[START Records supplied]

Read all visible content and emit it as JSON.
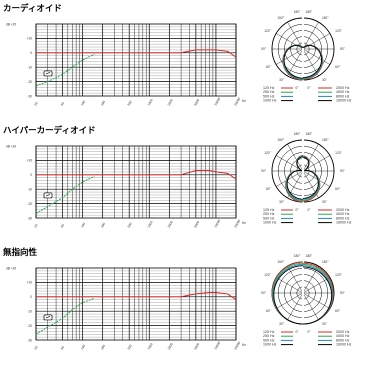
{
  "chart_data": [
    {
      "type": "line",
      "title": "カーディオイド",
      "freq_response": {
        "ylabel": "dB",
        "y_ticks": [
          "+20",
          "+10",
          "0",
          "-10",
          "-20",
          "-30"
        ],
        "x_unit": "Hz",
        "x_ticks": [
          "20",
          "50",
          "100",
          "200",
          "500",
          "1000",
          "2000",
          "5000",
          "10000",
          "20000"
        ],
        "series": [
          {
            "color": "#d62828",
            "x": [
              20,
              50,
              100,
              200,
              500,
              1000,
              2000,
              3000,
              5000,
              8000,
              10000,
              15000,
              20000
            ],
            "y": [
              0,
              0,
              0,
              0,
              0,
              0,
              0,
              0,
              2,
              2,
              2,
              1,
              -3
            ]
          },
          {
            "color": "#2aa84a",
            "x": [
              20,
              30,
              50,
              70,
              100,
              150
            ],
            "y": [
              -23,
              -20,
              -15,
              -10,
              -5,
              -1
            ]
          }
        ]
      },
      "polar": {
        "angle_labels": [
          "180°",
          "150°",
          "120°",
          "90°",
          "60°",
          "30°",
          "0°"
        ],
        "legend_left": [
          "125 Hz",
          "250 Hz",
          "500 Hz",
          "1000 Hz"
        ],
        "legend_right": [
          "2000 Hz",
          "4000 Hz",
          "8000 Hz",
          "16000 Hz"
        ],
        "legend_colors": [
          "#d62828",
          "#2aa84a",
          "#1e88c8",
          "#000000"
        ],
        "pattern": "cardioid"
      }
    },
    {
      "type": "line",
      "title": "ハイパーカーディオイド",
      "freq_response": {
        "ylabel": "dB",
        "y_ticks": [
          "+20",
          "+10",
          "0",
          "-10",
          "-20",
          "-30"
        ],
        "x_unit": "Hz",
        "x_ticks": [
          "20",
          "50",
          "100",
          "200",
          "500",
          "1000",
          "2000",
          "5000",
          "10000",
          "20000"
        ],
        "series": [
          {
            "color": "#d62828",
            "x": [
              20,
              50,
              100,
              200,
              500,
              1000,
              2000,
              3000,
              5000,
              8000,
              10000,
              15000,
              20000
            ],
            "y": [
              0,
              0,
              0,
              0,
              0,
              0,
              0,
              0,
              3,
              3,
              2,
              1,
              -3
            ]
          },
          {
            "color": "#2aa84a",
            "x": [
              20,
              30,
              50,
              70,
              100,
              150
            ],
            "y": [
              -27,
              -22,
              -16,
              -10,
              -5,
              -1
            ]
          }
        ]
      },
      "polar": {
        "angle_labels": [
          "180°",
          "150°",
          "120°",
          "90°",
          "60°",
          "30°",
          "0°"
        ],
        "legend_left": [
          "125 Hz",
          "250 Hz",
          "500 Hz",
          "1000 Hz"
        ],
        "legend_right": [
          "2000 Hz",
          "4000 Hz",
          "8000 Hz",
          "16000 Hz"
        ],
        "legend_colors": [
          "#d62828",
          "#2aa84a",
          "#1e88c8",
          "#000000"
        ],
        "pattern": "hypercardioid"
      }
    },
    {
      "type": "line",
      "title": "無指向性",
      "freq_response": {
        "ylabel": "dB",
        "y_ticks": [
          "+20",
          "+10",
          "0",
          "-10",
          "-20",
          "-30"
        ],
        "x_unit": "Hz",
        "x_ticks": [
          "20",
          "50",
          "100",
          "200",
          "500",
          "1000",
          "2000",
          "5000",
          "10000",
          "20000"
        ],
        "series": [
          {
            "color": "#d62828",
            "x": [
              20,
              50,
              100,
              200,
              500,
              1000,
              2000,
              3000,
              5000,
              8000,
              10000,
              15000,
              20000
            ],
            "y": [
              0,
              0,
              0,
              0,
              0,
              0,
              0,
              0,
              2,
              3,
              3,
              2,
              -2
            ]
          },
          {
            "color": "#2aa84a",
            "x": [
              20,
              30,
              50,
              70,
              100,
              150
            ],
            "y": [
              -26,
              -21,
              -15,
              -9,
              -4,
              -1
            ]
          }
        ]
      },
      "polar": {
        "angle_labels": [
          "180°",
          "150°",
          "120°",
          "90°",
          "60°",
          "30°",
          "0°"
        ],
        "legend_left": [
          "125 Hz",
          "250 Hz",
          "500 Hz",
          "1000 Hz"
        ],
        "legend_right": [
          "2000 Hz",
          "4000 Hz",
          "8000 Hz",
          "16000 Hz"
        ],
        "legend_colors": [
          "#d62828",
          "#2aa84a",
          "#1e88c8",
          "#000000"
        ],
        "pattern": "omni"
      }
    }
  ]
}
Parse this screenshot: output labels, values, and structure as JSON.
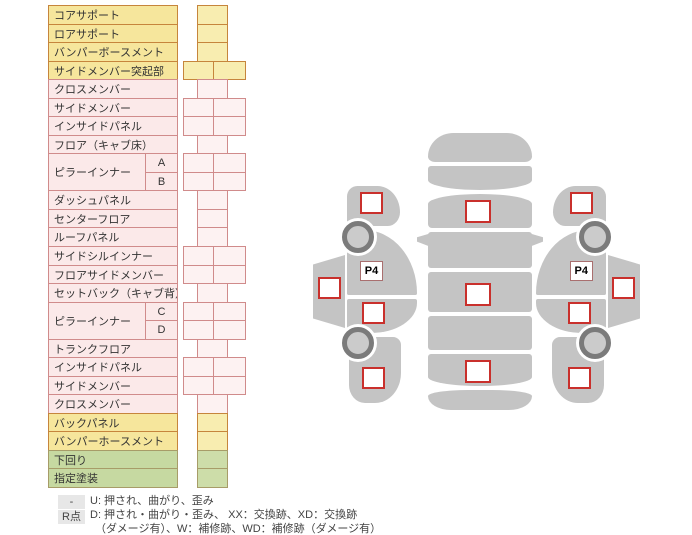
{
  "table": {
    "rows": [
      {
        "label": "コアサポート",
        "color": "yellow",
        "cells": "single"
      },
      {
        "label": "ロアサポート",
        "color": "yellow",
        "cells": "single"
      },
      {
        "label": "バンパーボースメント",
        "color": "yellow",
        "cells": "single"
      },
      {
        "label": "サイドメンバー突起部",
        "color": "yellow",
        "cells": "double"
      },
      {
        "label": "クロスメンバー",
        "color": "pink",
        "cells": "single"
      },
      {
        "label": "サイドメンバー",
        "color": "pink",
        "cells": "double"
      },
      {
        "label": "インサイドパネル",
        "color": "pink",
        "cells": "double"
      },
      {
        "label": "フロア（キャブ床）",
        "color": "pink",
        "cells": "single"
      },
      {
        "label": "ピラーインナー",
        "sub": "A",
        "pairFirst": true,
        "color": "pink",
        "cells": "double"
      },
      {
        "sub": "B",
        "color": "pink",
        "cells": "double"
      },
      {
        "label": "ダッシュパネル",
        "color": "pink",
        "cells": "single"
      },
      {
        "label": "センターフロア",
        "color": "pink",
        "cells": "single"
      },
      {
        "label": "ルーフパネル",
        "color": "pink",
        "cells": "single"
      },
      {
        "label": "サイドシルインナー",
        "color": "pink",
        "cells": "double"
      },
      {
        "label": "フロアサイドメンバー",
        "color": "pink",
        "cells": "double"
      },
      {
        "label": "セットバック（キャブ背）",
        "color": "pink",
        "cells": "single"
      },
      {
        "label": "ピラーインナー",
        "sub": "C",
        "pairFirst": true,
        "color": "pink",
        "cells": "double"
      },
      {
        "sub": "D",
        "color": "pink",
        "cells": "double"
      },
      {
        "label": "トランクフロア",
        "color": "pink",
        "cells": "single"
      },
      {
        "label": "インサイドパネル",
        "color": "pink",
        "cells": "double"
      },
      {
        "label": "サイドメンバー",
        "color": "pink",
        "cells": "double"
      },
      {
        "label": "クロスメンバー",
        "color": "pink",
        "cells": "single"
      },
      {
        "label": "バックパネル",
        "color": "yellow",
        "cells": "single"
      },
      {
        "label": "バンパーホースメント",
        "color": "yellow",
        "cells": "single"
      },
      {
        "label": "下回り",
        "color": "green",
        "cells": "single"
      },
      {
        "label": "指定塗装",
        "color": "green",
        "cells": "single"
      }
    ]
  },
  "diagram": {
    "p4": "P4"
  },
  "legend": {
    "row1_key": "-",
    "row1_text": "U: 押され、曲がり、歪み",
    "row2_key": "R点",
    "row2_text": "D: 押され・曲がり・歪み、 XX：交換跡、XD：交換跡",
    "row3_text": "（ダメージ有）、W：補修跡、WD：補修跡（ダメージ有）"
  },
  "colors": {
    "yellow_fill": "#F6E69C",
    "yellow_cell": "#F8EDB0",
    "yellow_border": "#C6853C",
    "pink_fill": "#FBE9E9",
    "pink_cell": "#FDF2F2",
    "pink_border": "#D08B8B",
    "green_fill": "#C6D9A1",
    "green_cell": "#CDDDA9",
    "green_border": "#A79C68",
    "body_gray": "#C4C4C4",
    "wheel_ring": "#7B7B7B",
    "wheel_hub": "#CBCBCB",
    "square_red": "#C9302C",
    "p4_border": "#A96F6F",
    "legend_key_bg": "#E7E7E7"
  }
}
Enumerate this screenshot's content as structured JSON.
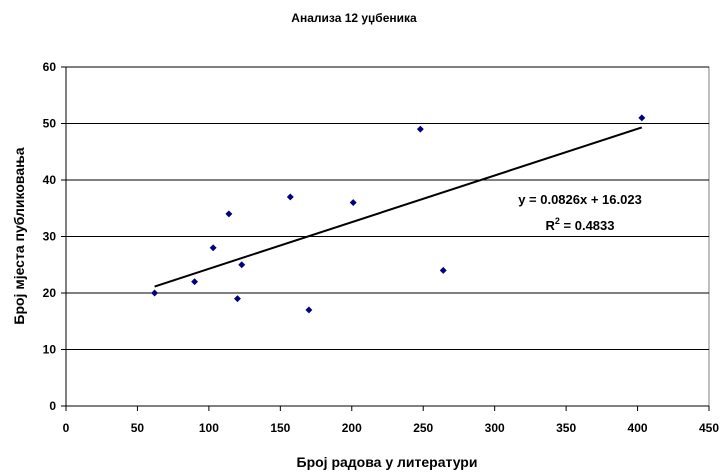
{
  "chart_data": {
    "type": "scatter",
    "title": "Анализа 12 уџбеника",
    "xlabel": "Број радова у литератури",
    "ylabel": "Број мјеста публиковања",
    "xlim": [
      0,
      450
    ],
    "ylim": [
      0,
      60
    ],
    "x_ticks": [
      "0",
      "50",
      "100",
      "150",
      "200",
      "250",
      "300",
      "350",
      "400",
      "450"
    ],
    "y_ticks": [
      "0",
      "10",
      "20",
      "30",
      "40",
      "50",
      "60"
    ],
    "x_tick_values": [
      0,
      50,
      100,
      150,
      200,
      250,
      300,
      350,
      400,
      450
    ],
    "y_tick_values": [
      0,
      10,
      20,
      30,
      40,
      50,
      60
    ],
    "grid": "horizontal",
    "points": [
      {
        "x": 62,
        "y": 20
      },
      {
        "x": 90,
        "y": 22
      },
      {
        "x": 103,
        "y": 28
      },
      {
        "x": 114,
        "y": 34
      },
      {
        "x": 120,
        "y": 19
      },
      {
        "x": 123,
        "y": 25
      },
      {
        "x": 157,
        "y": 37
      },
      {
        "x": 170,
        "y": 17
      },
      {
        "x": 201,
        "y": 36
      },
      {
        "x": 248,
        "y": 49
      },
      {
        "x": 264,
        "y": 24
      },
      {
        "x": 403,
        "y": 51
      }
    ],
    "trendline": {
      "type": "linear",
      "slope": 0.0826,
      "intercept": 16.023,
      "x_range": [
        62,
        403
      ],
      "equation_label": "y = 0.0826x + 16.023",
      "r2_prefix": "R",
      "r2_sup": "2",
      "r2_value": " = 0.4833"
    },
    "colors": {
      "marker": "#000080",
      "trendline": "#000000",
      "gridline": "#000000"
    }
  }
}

[END Records supplied]

» Direction
Give only the number of lines in the entries above that contain the string "screenshot".

» Result for this exercise
2